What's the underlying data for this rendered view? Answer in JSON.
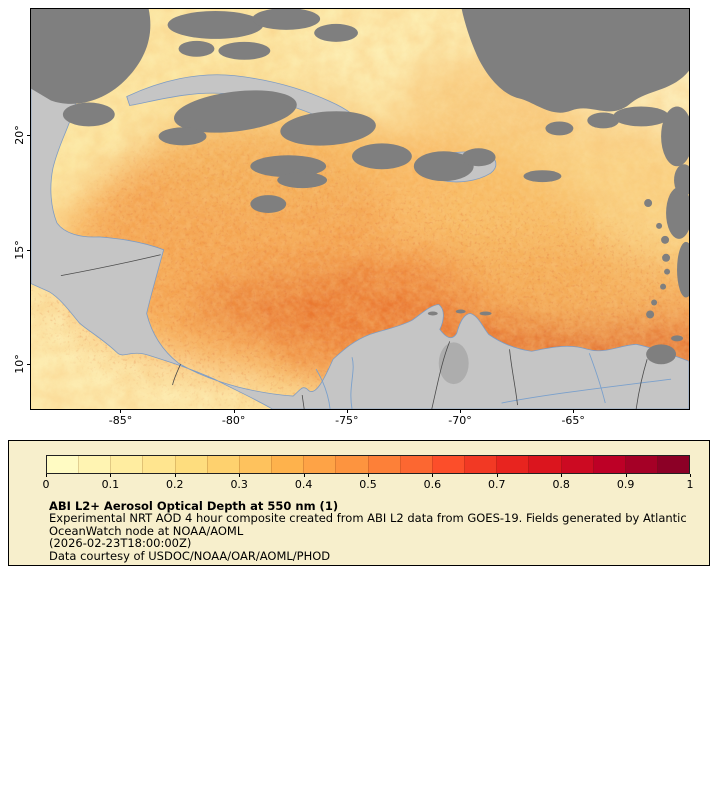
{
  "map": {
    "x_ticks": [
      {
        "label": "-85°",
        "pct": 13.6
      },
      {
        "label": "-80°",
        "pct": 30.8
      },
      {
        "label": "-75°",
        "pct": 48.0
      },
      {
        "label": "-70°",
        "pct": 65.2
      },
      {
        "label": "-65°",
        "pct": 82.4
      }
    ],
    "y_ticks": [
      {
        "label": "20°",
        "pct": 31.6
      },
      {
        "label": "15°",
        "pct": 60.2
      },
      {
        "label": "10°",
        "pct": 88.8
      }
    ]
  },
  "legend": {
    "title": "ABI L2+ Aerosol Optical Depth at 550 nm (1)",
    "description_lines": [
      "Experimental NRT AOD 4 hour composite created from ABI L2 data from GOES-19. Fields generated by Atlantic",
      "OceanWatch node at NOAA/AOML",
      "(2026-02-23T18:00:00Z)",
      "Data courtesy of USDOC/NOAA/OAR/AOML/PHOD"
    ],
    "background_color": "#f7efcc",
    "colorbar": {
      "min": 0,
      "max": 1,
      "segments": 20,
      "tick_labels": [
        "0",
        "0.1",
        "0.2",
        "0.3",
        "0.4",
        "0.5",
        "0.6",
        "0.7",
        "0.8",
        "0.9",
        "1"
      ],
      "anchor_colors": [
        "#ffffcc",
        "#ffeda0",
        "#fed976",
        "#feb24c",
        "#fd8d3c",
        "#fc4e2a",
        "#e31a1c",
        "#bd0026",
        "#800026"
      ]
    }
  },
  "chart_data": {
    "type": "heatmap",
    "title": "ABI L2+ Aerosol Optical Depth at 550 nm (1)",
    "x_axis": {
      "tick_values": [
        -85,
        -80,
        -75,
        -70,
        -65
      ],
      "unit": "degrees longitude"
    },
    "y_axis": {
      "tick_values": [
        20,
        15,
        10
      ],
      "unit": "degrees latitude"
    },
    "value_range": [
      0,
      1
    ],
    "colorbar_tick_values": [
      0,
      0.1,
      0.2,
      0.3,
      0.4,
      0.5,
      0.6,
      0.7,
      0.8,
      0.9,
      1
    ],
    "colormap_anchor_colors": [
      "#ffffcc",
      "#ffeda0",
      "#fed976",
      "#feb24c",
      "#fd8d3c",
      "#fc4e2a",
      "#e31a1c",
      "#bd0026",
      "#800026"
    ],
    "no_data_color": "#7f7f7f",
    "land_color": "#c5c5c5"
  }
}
...
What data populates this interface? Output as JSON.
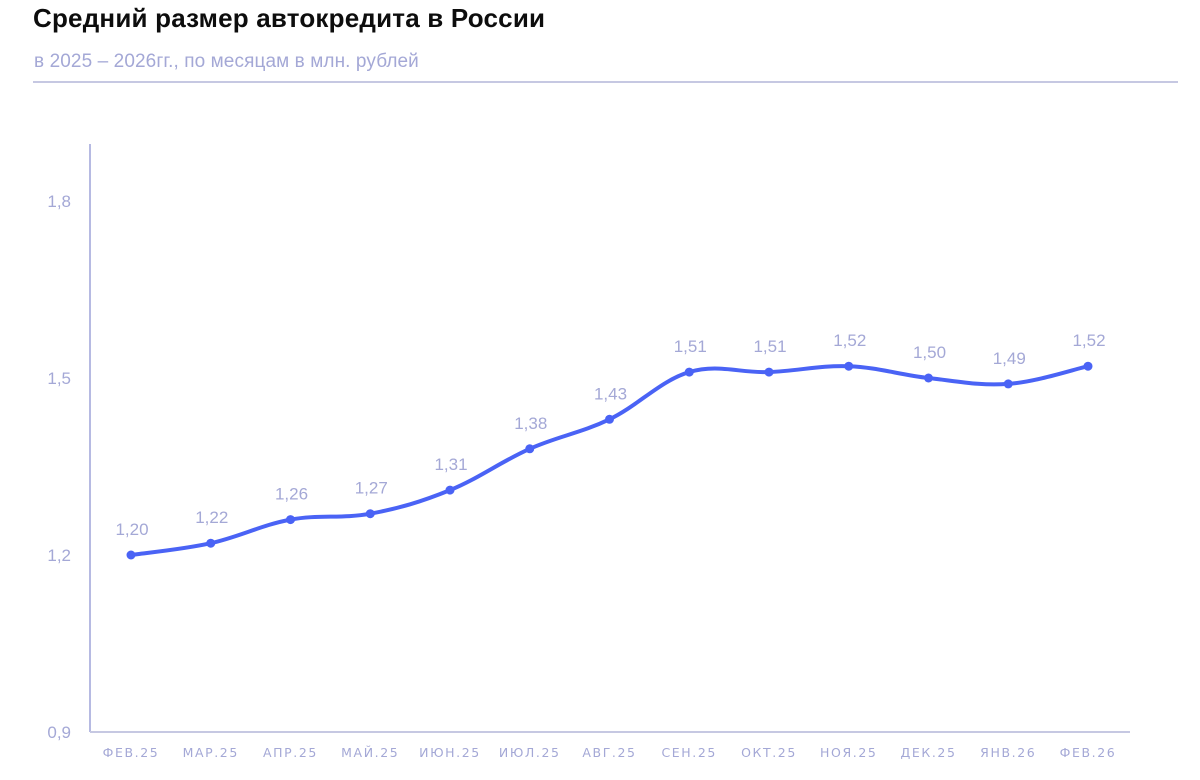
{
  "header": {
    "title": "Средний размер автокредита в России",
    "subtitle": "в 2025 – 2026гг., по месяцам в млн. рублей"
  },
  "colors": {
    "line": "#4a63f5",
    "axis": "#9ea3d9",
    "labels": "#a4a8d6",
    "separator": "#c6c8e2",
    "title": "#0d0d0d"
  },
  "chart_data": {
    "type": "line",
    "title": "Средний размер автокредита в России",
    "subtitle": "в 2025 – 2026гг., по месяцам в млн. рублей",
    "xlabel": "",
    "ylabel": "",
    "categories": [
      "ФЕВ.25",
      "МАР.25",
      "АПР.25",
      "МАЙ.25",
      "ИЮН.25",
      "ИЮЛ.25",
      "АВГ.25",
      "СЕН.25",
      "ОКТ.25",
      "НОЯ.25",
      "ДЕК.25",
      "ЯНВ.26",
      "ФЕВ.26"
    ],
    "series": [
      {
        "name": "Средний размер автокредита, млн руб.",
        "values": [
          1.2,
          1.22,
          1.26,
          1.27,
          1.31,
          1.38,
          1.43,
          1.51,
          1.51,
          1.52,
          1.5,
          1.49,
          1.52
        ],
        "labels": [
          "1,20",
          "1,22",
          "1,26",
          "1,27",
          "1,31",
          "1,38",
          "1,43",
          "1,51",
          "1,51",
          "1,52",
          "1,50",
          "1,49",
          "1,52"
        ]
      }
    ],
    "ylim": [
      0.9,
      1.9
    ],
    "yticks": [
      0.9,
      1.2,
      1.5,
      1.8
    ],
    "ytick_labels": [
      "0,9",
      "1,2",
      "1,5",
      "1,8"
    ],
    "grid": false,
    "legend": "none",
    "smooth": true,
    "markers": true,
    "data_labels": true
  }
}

◆ Task brief ◆
Select the lines that carry the string "this" and copy them.

◆ Finished exercise ◆
What's the underlying data for this rendered view? Answer in JSON.
What data populates this interface? Output as JSON.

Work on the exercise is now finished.